◆ Exercise
Present every line in which the string "fruits" appears.

◆ Task input
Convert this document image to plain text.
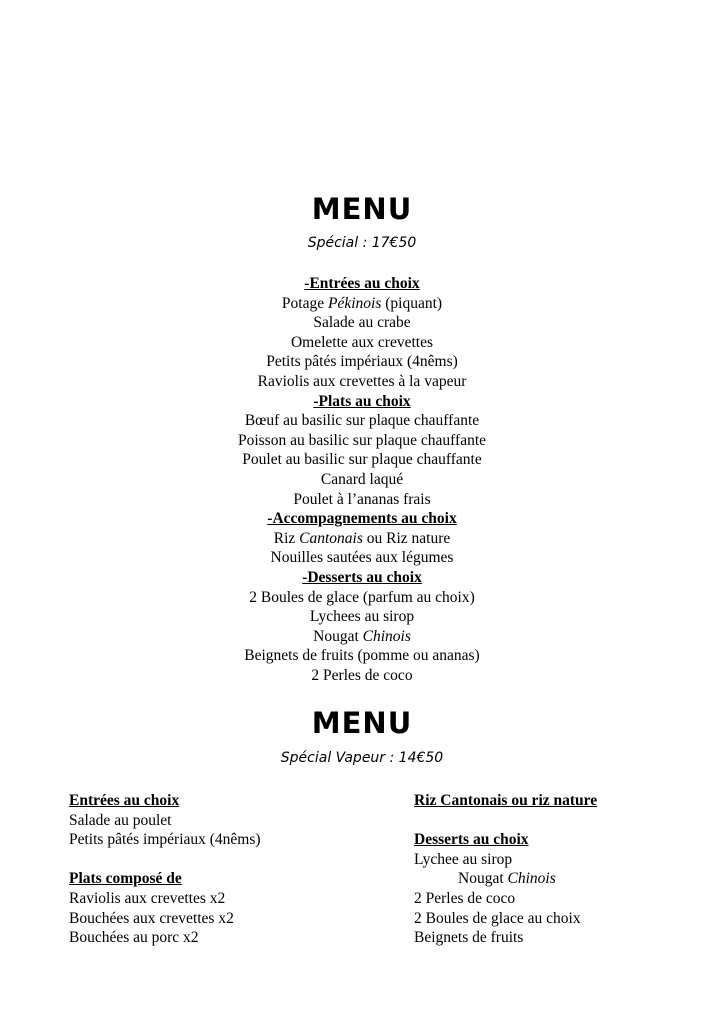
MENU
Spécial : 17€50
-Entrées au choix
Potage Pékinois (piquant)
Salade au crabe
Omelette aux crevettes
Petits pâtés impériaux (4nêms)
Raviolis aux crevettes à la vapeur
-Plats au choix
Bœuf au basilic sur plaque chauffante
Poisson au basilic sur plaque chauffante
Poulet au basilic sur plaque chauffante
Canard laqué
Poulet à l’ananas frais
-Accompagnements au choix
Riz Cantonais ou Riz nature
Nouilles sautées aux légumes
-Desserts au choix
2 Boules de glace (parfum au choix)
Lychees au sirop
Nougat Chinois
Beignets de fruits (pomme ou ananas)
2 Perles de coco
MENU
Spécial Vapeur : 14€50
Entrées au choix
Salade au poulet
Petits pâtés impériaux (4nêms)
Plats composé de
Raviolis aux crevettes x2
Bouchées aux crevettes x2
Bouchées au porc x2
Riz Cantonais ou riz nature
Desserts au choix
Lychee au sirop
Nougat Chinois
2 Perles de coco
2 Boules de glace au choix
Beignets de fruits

◆ Answer to the problem
Beignets de fruits (pomme ou ananas)
Beignets de fruits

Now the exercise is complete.